Entries taken from a collection
· · ·
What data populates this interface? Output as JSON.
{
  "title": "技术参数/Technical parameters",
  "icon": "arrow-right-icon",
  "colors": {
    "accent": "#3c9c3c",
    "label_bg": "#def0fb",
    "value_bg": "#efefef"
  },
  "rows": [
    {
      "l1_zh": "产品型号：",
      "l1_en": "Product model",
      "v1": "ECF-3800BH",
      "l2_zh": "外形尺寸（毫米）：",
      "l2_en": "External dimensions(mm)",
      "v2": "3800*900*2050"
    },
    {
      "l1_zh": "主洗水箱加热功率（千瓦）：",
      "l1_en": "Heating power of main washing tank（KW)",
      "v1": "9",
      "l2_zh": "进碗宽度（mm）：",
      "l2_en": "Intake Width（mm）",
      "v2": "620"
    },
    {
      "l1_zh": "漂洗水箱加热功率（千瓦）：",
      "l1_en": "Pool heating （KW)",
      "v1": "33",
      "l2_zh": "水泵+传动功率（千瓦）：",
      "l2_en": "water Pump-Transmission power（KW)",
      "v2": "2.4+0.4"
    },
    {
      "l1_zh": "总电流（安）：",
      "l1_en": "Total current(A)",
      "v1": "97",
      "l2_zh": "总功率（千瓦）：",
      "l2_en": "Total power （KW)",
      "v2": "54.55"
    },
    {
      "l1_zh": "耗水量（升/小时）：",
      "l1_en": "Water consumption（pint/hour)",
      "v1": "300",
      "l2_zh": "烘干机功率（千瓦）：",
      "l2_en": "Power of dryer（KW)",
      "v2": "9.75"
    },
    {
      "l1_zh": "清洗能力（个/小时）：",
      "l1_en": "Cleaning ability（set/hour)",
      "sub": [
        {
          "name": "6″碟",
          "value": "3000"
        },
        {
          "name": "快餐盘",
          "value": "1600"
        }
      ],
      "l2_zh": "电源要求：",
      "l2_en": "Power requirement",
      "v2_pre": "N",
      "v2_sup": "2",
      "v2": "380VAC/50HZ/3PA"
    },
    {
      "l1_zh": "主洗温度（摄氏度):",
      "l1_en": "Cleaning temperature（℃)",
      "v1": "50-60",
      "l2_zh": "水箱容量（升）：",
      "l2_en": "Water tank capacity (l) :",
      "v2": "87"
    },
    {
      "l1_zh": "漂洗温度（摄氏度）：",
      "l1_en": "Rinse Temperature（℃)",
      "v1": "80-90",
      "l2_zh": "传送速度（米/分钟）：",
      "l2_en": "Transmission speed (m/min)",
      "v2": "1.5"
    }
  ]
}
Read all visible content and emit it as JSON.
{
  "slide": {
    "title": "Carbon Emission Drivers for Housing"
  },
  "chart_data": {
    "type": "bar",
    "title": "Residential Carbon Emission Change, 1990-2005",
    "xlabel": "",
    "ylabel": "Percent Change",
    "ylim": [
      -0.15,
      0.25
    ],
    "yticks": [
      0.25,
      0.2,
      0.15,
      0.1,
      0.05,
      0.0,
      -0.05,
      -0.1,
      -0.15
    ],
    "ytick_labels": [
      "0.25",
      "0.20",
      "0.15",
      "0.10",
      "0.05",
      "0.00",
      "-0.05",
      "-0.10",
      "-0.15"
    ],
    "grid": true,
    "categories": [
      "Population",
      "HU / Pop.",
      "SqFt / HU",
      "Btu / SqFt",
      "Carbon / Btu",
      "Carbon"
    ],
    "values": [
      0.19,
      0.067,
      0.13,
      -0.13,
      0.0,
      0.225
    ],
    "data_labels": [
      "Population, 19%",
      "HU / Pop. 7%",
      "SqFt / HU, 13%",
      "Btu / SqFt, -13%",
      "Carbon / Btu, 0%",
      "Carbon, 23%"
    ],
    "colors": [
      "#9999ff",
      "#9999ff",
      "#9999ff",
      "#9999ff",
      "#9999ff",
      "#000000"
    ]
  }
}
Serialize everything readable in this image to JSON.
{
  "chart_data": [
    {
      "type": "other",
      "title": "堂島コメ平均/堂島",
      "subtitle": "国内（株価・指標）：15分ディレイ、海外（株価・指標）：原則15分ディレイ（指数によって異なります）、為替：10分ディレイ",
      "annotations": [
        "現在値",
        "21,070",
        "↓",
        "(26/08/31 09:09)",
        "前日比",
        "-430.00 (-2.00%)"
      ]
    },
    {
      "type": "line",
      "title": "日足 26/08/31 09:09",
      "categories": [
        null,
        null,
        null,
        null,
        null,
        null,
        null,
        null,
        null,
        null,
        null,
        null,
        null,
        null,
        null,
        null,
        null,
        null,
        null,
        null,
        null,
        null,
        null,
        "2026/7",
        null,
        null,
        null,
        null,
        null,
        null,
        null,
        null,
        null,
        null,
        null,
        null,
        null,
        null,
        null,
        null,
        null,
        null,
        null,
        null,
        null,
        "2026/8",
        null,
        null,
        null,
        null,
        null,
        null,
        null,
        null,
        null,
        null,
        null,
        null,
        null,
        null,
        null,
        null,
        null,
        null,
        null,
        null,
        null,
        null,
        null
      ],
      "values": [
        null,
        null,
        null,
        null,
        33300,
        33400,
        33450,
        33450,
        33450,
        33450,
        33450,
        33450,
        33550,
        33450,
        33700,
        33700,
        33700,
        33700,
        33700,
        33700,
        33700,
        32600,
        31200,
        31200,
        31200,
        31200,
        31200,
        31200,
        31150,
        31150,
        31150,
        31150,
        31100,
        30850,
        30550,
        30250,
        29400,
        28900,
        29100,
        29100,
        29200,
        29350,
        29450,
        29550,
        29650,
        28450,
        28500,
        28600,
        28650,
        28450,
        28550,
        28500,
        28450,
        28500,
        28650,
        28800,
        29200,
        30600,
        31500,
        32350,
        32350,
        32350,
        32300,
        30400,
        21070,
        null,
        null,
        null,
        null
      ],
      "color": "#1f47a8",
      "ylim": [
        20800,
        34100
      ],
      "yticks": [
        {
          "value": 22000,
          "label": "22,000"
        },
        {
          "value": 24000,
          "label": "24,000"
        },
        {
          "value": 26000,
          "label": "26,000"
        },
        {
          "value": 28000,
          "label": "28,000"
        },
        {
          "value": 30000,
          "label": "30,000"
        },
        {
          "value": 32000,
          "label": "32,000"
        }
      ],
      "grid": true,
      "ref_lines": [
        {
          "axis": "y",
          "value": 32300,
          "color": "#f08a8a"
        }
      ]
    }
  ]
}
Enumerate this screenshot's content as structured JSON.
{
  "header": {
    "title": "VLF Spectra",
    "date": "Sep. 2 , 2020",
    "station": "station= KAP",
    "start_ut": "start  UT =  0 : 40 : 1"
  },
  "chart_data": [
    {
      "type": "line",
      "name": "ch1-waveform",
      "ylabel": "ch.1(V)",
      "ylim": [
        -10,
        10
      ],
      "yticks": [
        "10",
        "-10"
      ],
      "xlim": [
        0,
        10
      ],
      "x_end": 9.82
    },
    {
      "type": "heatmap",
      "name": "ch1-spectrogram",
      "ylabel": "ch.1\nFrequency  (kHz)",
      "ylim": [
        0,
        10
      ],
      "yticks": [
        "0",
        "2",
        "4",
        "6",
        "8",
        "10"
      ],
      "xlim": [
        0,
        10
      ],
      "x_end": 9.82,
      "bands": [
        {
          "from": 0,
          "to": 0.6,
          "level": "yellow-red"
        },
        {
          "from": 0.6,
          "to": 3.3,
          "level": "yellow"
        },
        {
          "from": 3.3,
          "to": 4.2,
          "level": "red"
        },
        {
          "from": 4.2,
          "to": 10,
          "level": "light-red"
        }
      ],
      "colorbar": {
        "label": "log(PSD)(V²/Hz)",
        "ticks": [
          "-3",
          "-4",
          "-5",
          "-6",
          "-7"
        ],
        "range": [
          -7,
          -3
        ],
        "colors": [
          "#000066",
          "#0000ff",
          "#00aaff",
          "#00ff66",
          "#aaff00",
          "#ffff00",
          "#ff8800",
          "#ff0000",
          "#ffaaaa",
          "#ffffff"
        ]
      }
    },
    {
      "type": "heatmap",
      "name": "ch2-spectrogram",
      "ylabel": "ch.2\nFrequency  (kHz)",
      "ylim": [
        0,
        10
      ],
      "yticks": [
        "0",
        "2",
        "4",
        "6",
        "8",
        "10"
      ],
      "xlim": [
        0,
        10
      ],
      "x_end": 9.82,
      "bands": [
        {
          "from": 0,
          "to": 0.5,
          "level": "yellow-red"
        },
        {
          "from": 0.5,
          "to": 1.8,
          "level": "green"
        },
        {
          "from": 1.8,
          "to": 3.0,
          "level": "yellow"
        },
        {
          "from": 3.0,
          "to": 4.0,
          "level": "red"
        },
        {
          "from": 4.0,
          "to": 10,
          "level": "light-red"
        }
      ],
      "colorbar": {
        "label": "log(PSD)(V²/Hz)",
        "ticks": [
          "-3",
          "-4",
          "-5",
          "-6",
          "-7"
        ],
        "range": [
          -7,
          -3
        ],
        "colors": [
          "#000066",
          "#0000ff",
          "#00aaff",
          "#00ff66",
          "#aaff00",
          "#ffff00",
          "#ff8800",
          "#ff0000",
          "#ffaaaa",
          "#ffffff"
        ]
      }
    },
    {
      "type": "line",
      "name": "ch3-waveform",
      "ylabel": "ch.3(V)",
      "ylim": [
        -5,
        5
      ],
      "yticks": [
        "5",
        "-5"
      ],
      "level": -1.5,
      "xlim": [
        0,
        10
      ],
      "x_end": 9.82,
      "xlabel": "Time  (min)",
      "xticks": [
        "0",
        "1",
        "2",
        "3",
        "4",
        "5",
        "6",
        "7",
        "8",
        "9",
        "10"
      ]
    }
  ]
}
· · ·
- **TASK DETAILS**
Your task is to collect every line above that contains the word "tank".

- **ANSWER FOR THE TASK**
      "l1_en": "Heating power of main washing tank（KW)",
      "l2_en": "Water tank capacity (l) :",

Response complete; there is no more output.